-------- Given records --------

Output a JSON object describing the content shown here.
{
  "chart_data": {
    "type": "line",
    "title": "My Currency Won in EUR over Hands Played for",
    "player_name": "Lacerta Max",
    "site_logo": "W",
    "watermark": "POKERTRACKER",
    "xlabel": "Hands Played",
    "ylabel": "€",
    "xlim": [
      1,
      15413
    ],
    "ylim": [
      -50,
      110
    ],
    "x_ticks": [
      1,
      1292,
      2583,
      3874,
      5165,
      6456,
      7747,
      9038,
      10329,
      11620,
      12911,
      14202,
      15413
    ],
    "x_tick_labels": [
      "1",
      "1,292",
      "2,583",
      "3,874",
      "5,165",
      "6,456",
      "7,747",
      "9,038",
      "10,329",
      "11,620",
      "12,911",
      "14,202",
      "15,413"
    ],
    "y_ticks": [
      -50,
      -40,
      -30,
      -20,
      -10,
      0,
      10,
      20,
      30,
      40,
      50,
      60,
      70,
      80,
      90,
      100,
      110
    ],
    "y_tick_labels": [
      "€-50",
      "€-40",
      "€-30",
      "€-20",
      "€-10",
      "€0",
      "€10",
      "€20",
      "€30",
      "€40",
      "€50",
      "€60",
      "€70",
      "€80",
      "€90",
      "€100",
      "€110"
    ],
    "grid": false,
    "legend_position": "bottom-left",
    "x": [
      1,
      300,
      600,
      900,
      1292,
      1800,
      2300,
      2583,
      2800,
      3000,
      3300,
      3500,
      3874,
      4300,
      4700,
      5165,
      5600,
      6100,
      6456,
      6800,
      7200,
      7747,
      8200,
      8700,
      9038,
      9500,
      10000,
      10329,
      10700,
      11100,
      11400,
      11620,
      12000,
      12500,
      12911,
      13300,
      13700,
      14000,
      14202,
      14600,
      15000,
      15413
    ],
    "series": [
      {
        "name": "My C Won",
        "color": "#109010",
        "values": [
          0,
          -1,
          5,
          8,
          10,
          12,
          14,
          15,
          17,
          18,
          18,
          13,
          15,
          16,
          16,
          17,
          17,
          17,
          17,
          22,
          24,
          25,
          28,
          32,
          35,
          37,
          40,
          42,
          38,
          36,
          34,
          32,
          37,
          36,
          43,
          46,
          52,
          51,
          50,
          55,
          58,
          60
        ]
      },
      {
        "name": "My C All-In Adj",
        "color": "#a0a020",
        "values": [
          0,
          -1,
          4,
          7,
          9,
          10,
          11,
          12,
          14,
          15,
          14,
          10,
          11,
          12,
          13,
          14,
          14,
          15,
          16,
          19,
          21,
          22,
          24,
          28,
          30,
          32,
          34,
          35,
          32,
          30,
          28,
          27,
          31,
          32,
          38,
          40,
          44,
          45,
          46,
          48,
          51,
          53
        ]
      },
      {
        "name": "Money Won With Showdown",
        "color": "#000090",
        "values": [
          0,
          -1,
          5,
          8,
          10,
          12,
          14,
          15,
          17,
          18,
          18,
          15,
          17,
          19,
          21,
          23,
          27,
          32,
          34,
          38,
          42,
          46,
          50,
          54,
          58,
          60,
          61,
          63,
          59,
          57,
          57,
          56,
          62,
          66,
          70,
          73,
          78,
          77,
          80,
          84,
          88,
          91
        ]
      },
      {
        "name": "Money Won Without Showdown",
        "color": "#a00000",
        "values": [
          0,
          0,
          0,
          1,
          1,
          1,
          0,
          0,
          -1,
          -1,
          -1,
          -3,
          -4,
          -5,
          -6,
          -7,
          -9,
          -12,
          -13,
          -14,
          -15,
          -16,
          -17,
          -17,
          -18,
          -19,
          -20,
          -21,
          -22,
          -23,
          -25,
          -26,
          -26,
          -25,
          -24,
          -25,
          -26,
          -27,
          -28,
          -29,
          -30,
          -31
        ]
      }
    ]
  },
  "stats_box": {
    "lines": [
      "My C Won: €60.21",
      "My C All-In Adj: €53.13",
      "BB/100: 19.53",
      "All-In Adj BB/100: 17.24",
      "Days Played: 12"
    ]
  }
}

--------

The task :: Write the complete data out, exactly as above.

Response below ::
Output a JSON object describing the content shown here.
{
  "chart_data": {
    "type": "line",
    "title": "My Currency Won in EUR over Hands Played for",
    "player_name": "Lacerta Max",
    "site_logo": "W",
    "watermark": "POKERTRACKER",
    "xlabel": "Hands Played",
    "ylabel": "€",
    "xlim": [
      1,
      15413
    ],
    "ylim": [
      -50,
      110
    ],
    "x_ticks": [
      1,
      1292,
      2583,
      3874,
      5165,
      6456,
      7747,
      9038,
      10329,
      11620,
      12911,
      14202,
      15413
    ],
    "x_tick_labels": [
      "1",
      "1,292",
      "2,583",
      "3,874",
      "5,165",
      "6,456",
      "7,747",
      "9,038",
      "10,329",
      "11,620",
      "12,911",
      "14,202",
      "15,413"
    ],
    "y_ticks": [
      -50,
      -40,
      -30,
      -20,
      -10,
      0,
      10,
      20,
      30,
      40,
      50,
      60,
      70,
      80,
      90,
      100,
      110
    ],
    "y_tick_labels": [
      "€-50",
      "€-40",
      "€-30",
      "€-20",
      "€-10",
      "€0",
      "€10",
      "€20",
      "€30",
      "€40",
      "€50",
      "€60",
      "€70",
      "€80",
      "€90",
      "€100",
      "€110"
    ],
    "grid": false,
    "legend_position": "bottom-left",
    "x": [
      1,
      300,
      600,
      900,
      1292,
      1800,
      2300,
      2583,
      2800,
      3000,
      3300,
      3500,
      3874,
      4300,
      4700,
      5165,
      5600,
      6100,
      6456,
      6800,
      7200,
      7747,
      8200,
      8700,
      9038,
      9500,
      10000,
      10329,
      10700,
      11100,
      11400,
      11620,
      12000,
      12500,
      12911,
      13300,
      13700,
      14000,
      14202,
      14600,
      15000,
      15413
    ],
    "series": [
      {
        "name": "My C Won",
        "color": "#109010",
        "values": [
          0,
          -1,
          5,
          8,
          10,
          12,
          14,
          15,
          17,
          18,
          18,
          13,
          15,
          16,
          16,
          17,
          17,
          17,
          17,
          22,
          24,
          25,
          28,
          32,
          35,
          37,
          40,
          42,
          38,
          36,
          34,
          32,
          37,
          36,
          43,
          46,
          52,
          51,
          50,
          55,
          58,
          60
        ]
      },
      {
        "name": "My C All-In Adj",
        "color": "#a0a020",
        "values": [
          0,
          -1,
          4,
          7,
          9,
          10,
          11,
          12,
          14,
          15,
          14,
          10,
          11,
          12,
          13,
          14,
          14,
          15,
          16,
          19,
          21,
          22,
          24,
          28,
          30,
          32,
          34,
          35,
          32,
          30,
          28,
          27,
          31,
          32,
          38,
          40,
          44,
          45,
          46,
          48,
          51,
          53
        ]
      },
      {
        "name": "Money Won With Showdown",
        "color": "#000090",
        "values": [
          0,
          -1,
          5,
          8,
          10,
          12,
          14,
          15,
          17,
          18,
          18,
          15,
          17,
          19,
          21,
          23,
          27,
          32,
          34,
          38,
          42,
          46,
          50,
          54,
          58,
          60,
          61,
          63,
          59,
          57,
          57,
          56,
          62,
          66,
          70,
          73,
          78,
          77,
          80,
          84,
          88,
          91
        ]
      },
      {
        "name": "Money Won Without Showdown",
        "color": "#a00000",
        "values": [
          0,
          0,
          0,
          1,
          1,
          1,
          0,
          0,
          -1,
          -1,
          -1,
          -3,
          -4,
          -5,
          -6,
          -7,
          -9,
          -12,
          -13,
          -14,
          -15,
          -16,
          -17,
          -17,
          -18,
          -19,
          -20,
          -21,
          -22,
          -23,
          -25,
          -26,
          -26,
          -25,
          -24,
          -25,
          -26,
          -27,
          -28,
          -29,
          -30,
          -31
        ]
      }
    ]
  },
  "stats_box": {
    "lines": [
      "My C Won: €60.21",
      "My C All-In Adj: €53.13",
      "BB/100: 19.53",
      "All-In Adj BB/100: 17.24",
      "Days Played: 12"
    ]
  }
}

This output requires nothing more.